◆ **WORK INSTRUCTIONS**
Please transcribe the entries below line for line, without any changes, and leave out the pictures.

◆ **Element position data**
## START

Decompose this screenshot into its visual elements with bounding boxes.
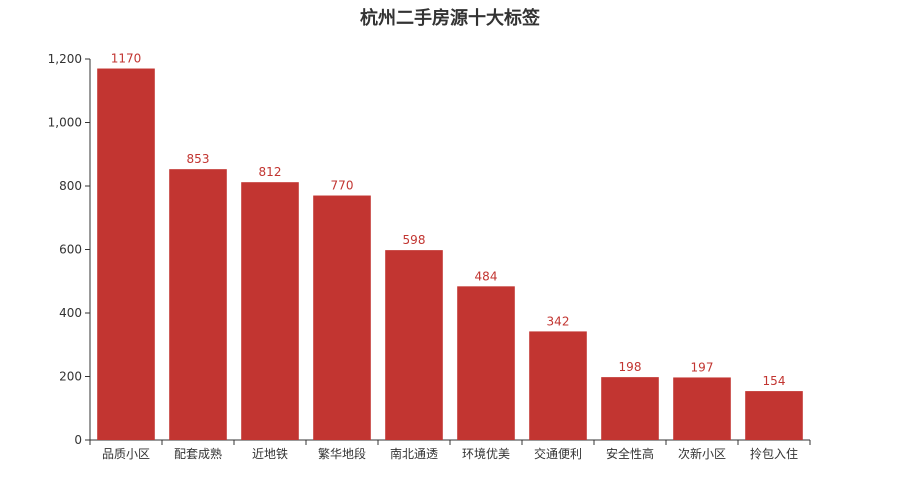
y-tick-label: 800	[59, 179, 82, 193]
x-tick-label: 繁华地段	[318, 446, 366, 461]
bar	[385, 250, 443, 440]
bar	[745, 391, 803, 440]
y-tick-label: 1,200	[48, 52, 82, 66]
data-label: 484	[475, 269, 498, 283]
x-tick-label: 次新小区	[678, 446, 726, 461]
y-tick-label: 1,000	[48, 116, 82, 130]
x-tick-label: 配套成熟	[174, 446, 222, 461]
bar	[169, 169, 227, 441]
x-tick-label: 交通便利	[534, 446, 582, 461]
y-tick-label: 600	[59, 243, 82, 257]
data-label: 598	[403, 233, 426, 247]
data-label: 197	[691, 360, 714, 374]
data-label: 812	[259, 165, 282, 179]
bar	[601, 377, 659, 440]
y-tick-label: 400	[59, 306, 82, 320]
y-tick-label: 0	[74, 433, 82, 447]
data-label: 342	[547, 314, 570, 328]
bar	[529, 331, 587, 440]
x-tick-label: 品质小区	[102, 447, 150, 461]
data-label: 198	[619, 360, 642, 374]
x-tick-label: 南北通透	[390, 446, 438, 461]
data-label: 770	[331, 179, 354, 193]
bar	[313, 195, 371, 440]
data-label: 154	[763, 374, 786, 388]
bar	[241, 182, 299, 440]
x-tick-label: 安全性高	[606, 446, 654, 461]
bar	[97, 68, 155, 441]
x-tick-label: 近地铁	[252, 447, 288, 461]
bar	[673, 377, 731, 440]
chart-title: 杭州二手房源十大标签	[360, 8, 540, 29]
x-tick-label: 环境优美	[462, 446, 510, 461]
y-tick-label: 200	[59, 370, 82, 384]
bar	[457, 286, 515, 440]
data-label: 1170	[111, 52, 142, 66]
data-label: 853	[187, 152, 210, 166]
x-tick-label: 拎包入住	[750, 447, 798, 461]
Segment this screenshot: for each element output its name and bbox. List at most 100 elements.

## END

◆ **THE REPLY**
Decompose this screenshot into its visual elements with bounding boxes.
y-tick-label: 800	[59, 179, 82, 193]
x-tick-label: 繁华地段	[318, 446, 366, 461]
bar	[385, 250, 443, 440]
bar	[745, 391, 803, 440]
y-tick-label: 1,200	[48, 52, 82, 66]
data-label: 484	[475, 269, 498, 283]
x-tick-label: 次新小区	[678, 446, 726, 461]
y-tick-label: 1,000	[48, 116, 82, 130]
x-tick-label: 配套成熟	[174, 446, 222, 461]
bar	[169, 169, 227, 441]
x-tick-label: 交通便利	[534, 446, 582, 461]
y-tick-label: 600	[59, 243, 82, 257]
data-label: 598	[403, 233, 426, 247]
data-label: 197	[691, 360, 714, 374]
data-label: 812	[259, 165, 282, 179]
bar	[601, 377, 659, 440]
y-tick-label: 400	[59, 306, 82, 320]
y-tick-label: 0	[74, 433, 82, 447]
data-label: 342	[547, 314, 570, 328]
bar	[529, 331, 587, 440]
x-tick-label: 品质小区	[102, 447, 150, 461]
data-label: 198	[619, 360, 642, 374]
x-tick-label: 南北通透	[390, 446, 438, 461]
data-label: 770	[331, 179, 354, 193]
bar	[313, 195, 371, 440]
data-label: 154	[763, 374, 786, 388]
bar	[241, 182, 299, 440]
x-tick-label: 安全性高	[606, 446, 654, 461]
bar	[97, 68, 155, 441]
x-tick-label: 近地铁	[252, 447, 288, 461]
bar	[673, 377, 731, 440]
chart-title: 杭州二手房源十大标签	[360, 8, 540, 29]
x-tick-label: 环境优美	[462, 446, 510, 461]
y-tick-label: 200	[59, 370, 82, 384]
bar	[457, 286, 515, 440]
data-label: 1170	[111, 52, 142, 66]
data-label: 853	[187, 152, 210, 166]
x-tick-label: 拎包入住	[750, 447, 798, 461]
Segment this screenshot: for each element output its name and bbox. List at most 100 elements.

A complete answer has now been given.